Element location data:
BEGIN
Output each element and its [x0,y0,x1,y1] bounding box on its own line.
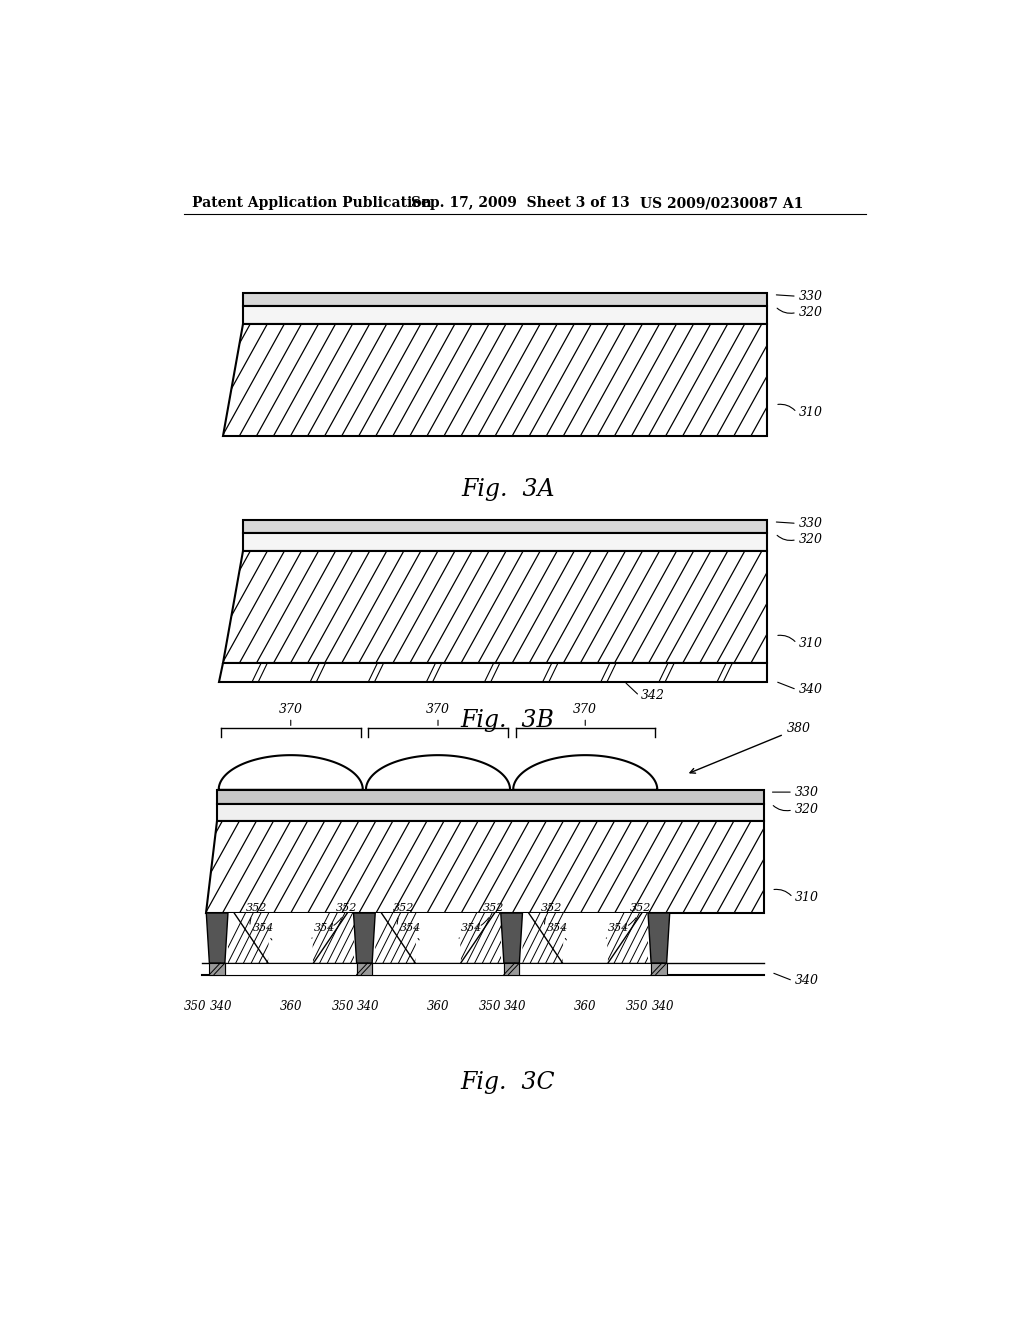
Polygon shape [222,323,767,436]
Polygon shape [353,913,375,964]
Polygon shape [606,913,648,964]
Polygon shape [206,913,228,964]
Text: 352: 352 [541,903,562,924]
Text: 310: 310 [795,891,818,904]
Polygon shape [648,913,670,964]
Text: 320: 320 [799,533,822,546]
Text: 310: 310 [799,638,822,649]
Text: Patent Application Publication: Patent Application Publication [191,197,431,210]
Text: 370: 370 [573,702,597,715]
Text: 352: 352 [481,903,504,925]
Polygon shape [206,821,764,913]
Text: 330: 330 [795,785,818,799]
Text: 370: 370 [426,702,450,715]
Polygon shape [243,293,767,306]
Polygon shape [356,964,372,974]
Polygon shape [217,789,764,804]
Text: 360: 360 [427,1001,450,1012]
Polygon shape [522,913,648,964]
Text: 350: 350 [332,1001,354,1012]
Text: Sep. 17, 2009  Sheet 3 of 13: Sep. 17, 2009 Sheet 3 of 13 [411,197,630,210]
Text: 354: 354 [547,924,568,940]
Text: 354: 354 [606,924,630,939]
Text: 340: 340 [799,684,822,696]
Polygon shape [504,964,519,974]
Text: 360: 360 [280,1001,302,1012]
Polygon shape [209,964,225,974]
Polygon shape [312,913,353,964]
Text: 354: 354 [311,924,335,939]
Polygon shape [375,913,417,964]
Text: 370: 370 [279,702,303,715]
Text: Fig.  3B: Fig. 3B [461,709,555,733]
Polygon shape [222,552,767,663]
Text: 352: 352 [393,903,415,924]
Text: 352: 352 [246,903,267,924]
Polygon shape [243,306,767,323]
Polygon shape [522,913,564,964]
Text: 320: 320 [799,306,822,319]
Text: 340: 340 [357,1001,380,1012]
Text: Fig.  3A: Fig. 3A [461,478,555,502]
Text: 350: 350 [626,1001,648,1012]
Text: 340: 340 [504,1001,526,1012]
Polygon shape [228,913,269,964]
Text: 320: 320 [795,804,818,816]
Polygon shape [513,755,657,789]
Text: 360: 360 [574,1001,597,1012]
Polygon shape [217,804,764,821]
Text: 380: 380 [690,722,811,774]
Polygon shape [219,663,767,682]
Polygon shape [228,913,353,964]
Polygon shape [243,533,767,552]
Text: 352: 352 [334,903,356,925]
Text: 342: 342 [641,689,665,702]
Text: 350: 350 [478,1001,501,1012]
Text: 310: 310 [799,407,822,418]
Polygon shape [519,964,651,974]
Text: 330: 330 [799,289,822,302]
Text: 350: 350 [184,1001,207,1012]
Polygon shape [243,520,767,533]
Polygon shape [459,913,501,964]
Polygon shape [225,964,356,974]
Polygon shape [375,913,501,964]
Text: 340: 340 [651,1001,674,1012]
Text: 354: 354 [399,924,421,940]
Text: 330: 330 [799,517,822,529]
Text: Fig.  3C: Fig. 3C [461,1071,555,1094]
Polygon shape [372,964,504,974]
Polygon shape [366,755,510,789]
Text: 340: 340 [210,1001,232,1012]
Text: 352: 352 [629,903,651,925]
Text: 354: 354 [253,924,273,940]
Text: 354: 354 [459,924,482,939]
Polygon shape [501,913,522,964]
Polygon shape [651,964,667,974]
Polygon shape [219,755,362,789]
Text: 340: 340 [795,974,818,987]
END
Directions:
Pick out every row above that contains the string "line", treating uppercase and lowercase letters as distinct, and copy each of those rows.

Reply to the task:
Output each element and its [x0,y0,x1,y1] bounding box on its own line.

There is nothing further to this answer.